## start Input data
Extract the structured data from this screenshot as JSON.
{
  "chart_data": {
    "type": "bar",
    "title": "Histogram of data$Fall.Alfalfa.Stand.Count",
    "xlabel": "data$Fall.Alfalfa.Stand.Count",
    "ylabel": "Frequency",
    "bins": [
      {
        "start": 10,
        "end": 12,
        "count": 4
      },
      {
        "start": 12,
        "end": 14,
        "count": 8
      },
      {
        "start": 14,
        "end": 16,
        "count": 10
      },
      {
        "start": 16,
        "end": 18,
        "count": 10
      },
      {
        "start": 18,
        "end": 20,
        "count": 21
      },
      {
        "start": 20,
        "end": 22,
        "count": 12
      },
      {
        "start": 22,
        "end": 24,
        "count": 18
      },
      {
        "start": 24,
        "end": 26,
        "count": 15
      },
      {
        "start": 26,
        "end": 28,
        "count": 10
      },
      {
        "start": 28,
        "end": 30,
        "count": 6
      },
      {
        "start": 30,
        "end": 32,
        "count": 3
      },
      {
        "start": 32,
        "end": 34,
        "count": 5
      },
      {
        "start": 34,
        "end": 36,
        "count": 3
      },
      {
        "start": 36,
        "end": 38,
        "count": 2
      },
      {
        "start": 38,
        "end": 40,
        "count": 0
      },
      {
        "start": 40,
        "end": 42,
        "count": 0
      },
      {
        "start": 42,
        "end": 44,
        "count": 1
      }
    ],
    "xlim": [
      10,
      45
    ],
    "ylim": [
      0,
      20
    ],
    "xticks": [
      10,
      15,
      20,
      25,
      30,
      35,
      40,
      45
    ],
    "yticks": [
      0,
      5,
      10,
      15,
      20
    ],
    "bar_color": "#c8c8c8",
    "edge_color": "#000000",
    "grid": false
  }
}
## end Input data
-- Task requirements --
All of the data above should be transcribed exactly.

-- Reply to the exercise --
Extract the structured data from this screenshot as JSON.
{
  "chart_data": {
    "type": "bar",
    "title": "Histogram of data$Fall.Alfalfa.Stand.Count",
    "xlabel": "data$Fall.Alfalfa.Stand.Count",
    "ylabel": "Frequency",
    "bins": [
      {
        "start": 10,
        "end": 12,
        "count": 4
      },
      {
        "start": 12,
        "end": 14,
        "count": 8
      },
      {
        "start": 14,
        "end": 16,
        "count": 10
      },
      {
        "start": 16,
        "end": 18,
        "count": 10
      },
      {
        "start": 18,
        "end": 20,
        "count": 21
      },
      {
        "start": 20,
        "end": 22,
        "count": 12
      },
      {
        "start": 22,
        "end": 24,
        "count": 18
      },
      {
        "start": 24,
        "end": 26,
        "count": 15
      },
      {
        "start": 26,
        "end": 28,
        "count": 10
      },
      {
        "start": 28,
        "end": 30,
        "count": 6
      },
      {
        "start": 30,
        "end": 32,
        "count": 3
      },
      {
        "start": 32,
        "end": 34,
        "count": 5
      },
      {
        "start": 34,
        "end": 36,
        "count": 3
      },
      {
        "start": 36,
        "end": 38,
        "count": 2
      },
      {
        "start": 38,
        "end": 40,
        "count": 0
      },
      {
        "start": 40,
        "end": 42,
        "count": 0
      },
      {
        "start": 42,
        "end": 44,
        "count": 1
      }
    ],
    "xlim": [
      10,
      45
    ],
    "ylim": [
      0,
      20
    ],
    "xticks": [
      10,
      15,
      20,
      25,
      30,
      35,
      40,
      45
    ],
    "yticks": [
      0,
      5,
      10,
      15,
      20
    ],
    "bar_color": "#c8c8c8",
    "edge_color": "#000000",
    "grid": false
  }
}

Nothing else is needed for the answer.